>>>>>

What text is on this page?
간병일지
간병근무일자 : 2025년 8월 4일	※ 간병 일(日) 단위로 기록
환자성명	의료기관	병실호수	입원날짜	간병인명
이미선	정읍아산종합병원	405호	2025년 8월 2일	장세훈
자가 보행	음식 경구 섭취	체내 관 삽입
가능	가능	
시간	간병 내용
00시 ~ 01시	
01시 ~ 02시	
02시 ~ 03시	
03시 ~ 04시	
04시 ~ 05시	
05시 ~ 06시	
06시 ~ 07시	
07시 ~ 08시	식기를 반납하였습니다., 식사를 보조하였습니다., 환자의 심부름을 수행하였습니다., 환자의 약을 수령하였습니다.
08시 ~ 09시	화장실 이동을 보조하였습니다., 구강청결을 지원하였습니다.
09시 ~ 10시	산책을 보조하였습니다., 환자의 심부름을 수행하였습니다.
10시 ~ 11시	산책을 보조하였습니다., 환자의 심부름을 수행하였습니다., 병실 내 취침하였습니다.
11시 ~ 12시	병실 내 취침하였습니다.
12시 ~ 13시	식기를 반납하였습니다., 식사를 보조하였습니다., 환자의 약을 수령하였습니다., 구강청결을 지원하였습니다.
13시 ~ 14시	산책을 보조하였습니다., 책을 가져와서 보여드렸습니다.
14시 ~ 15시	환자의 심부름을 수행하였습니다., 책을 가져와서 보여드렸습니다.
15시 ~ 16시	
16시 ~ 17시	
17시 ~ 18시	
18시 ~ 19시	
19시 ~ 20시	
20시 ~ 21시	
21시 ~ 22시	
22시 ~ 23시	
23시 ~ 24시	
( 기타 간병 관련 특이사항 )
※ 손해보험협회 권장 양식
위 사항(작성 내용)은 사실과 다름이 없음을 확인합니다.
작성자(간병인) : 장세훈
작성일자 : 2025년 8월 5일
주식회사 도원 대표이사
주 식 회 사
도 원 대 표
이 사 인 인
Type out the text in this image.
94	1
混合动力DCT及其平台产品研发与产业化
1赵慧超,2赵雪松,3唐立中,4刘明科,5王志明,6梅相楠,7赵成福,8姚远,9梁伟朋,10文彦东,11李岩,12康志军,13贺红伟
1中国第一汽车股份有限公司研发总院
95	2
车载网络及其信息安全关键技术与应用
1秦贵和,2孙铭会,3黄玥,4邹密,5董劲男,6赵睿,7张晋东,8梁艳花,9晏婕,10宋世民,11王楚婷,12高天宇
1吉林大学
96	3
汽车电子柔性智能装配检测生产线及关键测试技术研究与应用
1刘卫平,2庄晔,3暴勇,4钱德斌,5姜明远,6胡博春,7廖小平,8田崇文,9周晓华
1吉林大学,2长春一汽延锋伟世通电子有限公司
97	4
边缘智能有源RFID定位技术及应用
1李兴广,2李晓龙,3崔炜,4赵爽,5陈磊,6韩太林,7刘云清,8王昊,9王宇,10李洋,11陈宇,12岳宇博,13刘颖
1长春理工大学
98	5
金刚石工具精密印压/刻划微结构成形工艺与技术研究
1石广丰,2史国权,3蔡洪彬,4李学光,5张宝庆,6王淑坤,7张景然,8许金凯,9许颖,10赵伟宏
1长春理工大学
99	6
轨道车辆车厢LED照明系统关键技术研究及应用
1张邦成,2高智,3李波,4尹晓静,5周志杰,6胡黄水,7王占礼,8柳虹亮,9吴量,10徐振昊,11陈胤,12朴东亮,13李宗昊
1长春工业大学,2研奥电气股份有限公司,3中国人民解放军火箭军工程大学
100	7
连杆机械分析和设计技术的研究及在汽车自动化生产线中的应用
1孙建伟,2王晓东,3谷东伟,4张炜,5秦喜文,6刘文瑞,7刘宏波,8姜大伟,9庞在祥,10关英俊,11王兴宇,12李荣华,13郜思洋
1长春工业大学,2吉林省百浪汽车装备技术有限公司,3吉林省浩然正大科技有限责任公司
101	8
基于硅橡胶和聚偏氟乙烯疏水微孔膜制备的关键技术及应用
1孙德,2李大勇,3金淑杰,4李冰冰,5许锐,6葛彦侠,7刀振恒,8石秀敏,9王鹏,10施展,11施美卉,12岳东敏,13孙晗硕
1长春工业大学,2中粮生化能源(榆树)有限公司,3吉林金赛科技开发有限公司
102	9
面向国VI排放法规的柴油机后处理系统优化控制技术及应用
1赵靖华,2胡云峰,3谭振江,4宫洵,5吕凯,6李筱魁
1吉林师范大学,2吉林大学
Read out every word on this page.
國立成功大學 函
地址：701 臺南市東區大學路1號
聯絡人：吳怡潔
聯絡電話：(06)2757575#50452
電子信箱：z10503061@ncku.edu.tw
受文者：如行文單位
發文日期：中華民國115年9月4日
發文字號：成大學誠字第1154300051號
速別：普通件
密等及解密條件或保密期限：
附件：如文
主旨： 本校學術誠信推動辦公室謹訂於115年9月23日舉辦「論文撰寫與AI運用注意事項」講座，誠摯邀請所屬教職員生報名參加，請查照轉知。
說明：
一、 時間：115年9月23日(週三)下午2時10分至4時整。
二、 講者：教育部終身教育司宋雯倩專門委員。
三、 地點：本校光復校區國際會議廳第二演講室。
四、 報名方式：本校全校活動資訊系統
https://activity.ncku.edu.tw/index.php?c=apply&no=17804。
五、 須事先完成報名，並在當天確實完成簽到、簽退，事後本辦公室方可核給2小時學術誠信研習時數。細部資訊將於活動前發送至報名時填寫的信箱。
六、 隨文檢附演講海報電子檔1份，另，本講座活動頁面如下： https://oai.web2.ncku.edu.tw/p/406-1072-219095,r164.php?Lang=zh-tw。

<<<<<

Copy out the whole listing exactly; please set it all down.

* [Output of the task]
What text is on this page?
간병일지
간병근무일자 : 2025년 8월 4일	※ 간병 일(日) 단위로 기록
환자성명	의료기관	병실호수	입원날짜	간병인명
이미선	정읍아산종합병원	405호	2025년 8월 2일	장세훈
자가 보행	음식 경구 섭취	체내 관 삽입
가능	가능	
시간	간병 내용
00시 ~ 01시	
01시 ~ 02시	
02시 ~ 03시	
03시 ~ 04시	
04시 ~ 05시	
05시 ~ 06시	
06시 ~ 07시	
07시 ~ 08시	식기를 반납하였습니다., 식사를 보조하였습니다., 환자의 심부름을 수행하였습니다., 환자의 약을 수령하였습니다.
08시 ~ 09시	화장실 이동을 보조하였습니다., 구강청결을 지원하였습니다.
09시 ~ 10시	산책을 보조하였습니다., 환자의 심부름을 수행하였습니다.
10시 ~ 11시	산책을 보조하였습니다., 환자의 심부름을 수행하였습니다., 병실 내 취침하였습니다.
11시 ~ 12시	병실 내 취침하였습니다.
12시 ~ 13시	식기를 반납하였습니다., 식사를 보조하였습니다., 환자의 약을 수령하였습니다., 구강청결을 지원하였습니다.
13시 ~ 14시	산책을 보조하였습니다., 책을 가져와서 보여드렸습니다.
14시 ~ 15시	환자의 심부름을 수행하였습니다., 책을 가져와서 보여드렸습니다.
15시 ~ 16시	
16시 ~ 17시	
17시 ~ 18시	
18시 ~ 19시	
19시 ~ 20시	
20시 ~ 21시	
21시 ~ 22시	
22시 ~ 23시	
23시 ~ 24시	
( 기타 간병 관련 특이사항 )
※ 손해보험협회 권장 양식
위 사항(작성 내용)은 사실과 다름이 없음을 확인합니다.
작성자(간병인) : 장세훈
작성일자 : 2025년 8월 5일
주식회사 도원 대표이사
주 식 회 사
도 원 대 표
이 사 인 인
Type out the text in this image.
94	1
混合动力DCT及其平台产品研发与产业化
1赵慧超,2赵雪松,3唐立中,4刘明科,5王志明,6梅相楠,7赵成福,8姚远,9梁伟朋,10文彦东,11李岩,12康志军,13贺红伟
1中国第一汽车股份有限公司研发总院
95	2
车载网络及其信息安全关键技术与应用
1秦贵和,2孙铭会,3黄玥,4邹密,5董劲男,6赵睿,7张晋东,8梁艳花,9晏婕,10宋世民,11王楚婷,12高天宇
1吉林大学
96	3
汽车电子柔性智能装配检测生产线及关键测试技术研究与应用
1刘卫平,2庄晔,3暴勇,4钱德斌,5姜明远,6胡博春,7廖小平,8田崇文,9周晓华
1吉林大学,2长春一汽延锋伟世通电子有限公司
97	4
边缘智能有源RFID定位技术及应用
1李兴广,2李晓龙,3崔炜,4赵爽,5陈磊,6韩太林,7刘云清,8王昊,9王宇,10李洋,11陈宇,12岳宇博,13刘颖
1长春理工大学
98	5
金刚石工具精密印压/刻划微结构成形工艺与技术研究
1石广丰,2史国权,3蔡洪彬,4李学光,5张宝庆,6王淑坤,7张景然,8许金凯,9许颖,10赵伟宏
1长春理工大学
99	6
轨道车辆车厢LED照明系统关键技术研究及应用
1张邦成,2高智,3李波,4尹晓静,5周志杰,6胡黄水,7王占礼,8柳虹亮,9吴量,10徐振昊,11陈胤,12朴东亮,13李宗昊
1长春工业大学,2研奥电气股份有限公司,3中国人民解放军火箭军工程大学
100	7
连杆机械分析和设计技术的研究及在汽车自动化生产线中的应用
1孙建伟,2王晓东,3谷东伟,4张炜,5秦喜文,6刘文瑞,7刘宏波,8姜大伟,9庞在祥,10关英俊,11王兴宇,12李荣华,13郜思洋
1长春工业大学,2吉林省百浪汽车装备技术有限公司,3吉林省浩然正大科技有限责任公司
101	8
基于硅橡胶和聚偏氟乙烯疏水微孔膜制备的关键技术及应用
1孙德,2李大勇,3金淑杰,4李冰冰,5许锐,6葛彦侠,7刀振恒,8石秀敏,9王鹏,10施展,11施美卉,12岳东敏,13孙晗硕
1长春工业大学,2中粮生化能源(榆树)有限公司,3吉林金赛科技开发有限公司
102	9
面向国VI排放法规的柴油机后处理系统优化控制技术及应用
1赵靖华,2胡云峰,3谭振江,4宫洵,5吕凯,6李筱魁
1吉林师范大学,2吉林大学
Read out every word on this page.
國立成功大學 函
地址：701 臺南市東區大學路1號
聯絡人：吳怡潔
聯絡電話：(06)2757575#50452
電子信箱：z10503061@ncku.edu.tw
受文者：如行文單位
發文日期：中華民國115年9月4日
發文字號：成大學誠字第1154300051號
速別：普通件
密等及解密條件或保密期限：
附件：如文
主旨： 本校學術誠信推動辦公室謹訂於115年9月23日舉辦「論文撰寫與AI運用注意事項」講座，誠摯邀請所屬教職員生報名參加，請查照轉知。
說明：
一、 時間：115年9月23日(週三)下午2時10分至4時整。
二、 講者：教育部終身教育司宋雯倩專門委員。
三、 地點：本校光復校區國際會議廳第二演講室。
四、 報名方式：本校全校活動資訊系統
https://activity.ncku.edu.tw/index.php?c=apply&no=17804。
五、 須事先完成報名，並在當天確實完成簽到、簽退，事後本辦公室方可核給2小時學術誠信研習時數。細部資訊將於活動前發送至報名時填寫的信箱。
六、 隨文檢附演講海報電子檔1份，另，本講座活動頁面如下： https://oai.web2.ncku.edu.tw/p/406-1072-219095,r164.php?Lang=zh-tw。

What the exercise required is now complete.